Some records

* * * * * * *

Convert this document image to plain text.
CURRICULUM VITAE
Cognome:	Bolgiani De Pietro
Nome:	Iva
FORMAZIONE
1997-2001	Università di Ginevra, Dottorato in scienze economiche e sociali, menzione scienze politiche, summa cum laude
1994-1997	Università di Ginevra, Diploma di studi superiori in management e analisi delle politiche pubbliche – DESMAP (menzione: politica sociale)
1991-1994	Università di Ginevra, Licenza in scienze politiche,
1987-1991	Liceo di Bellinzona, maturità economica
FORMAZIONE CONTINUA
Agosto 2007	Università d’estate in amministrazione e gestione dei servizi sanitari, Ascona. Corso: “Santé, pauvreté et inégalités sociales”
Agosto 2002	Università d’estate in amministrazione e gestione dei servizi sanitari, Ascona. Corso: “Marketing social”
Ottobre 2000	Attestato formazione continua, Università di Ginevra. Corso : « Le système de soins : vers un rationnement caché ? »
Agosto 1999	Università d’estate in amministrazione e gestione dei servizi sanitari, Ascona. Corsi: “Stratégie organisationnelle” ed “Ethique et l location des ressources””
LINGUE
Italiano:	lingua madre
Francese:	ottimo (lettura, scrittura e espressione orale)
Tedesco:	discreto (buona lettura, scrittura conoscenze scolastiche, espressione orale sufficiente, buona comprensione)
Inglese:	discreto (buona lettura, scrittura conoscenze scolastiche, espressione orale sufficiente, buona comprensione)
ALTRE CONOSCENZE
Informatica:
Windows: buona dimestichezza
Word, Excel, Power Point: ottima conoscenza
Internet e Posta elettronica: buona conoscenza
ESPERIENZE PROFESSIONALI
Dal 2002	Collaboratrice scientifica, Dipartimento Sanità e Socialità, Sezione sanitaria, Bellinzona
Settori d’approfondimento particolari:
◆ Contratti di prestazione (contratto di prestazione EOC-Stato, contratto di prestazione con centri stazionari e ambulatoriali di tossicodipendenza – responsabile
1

* * * * * * *

EXERCISE DESCRIPTION >> Make an exact copy of the material above.

COMPLETE OUTPUT >>
Convert this document image to plain text.
CURRICULUM VITAE
Cognome:	Bolgiani De Pietro
Nome:	Iva
FORMAZIONE
1997-2001	Università di Ginevra, Dottorato in scienze economiche e sociali, menzione scienze politiche, summa cum laude
1994-1997	Università di Ginevra, Diploma di studi superiori in management e analisi delle politiche pubbliche – DESMAP (menzione: politica sociale)
1991-1994	Università di Ginevra, Licenza in scienze politiche,
1987-1991	Liceo di Bellinzona, maturità economica
FORMAZIONE CONTINUA
Agosto 2007	Università d’estate in amministrazione e gestione dei servizi sanitari, Ascona. Corso: “Santé, pauvreté et inégalités sociales”
Agosto 2002	Università d’estate in amministrazione e gestione dei servizi sanitari, Ascona. Corso: “Marketing social”
Ottobre 2000	Attestato formazione continua, Università di Ginevra. Corso : « Le système de soins : vers un rationnement caché ? »
Agosto 1999	Università d’estate in amministrazione e gestione dei servizi sanitari, Ascona. Corsi: “Stratégie organisationnelle” ed “Ethique et l location des ressources””
LINGUE
Italiano:	lingua madre
Francese:	ottimo (lettura, scrittura e espressione orale)
Tedesco:	discreto (buona lettura, scrittura conoscenze scolastiche, espressione orale sufficiente, buona comprensione)
Inglese:	discreto (buona lettura, scrittura conoscenze scolastiche, espressione orale sufficiente, buona comprensione)
ALTRE CONOSCENZE
Informatica:
Windows: buona dimestichezza
Word, Excel, Power Point: ottima conoscenza
Internet e Posta elettronica: buona conoscenza
ESPERIENZE PROFESSIONALI
Dal 2002	Collaboratrice scientifica, Dipartimento Sanità e Socialità, Sezione sanitaria, Bellinzona
Settori d’approfondimento particolari:
◆ Contratti di prestazione (contratto di prestazione EOC-Stato, contratto di prestazione con centri stazionari e ambulatoriali di tossicodipendenza – responsabile
1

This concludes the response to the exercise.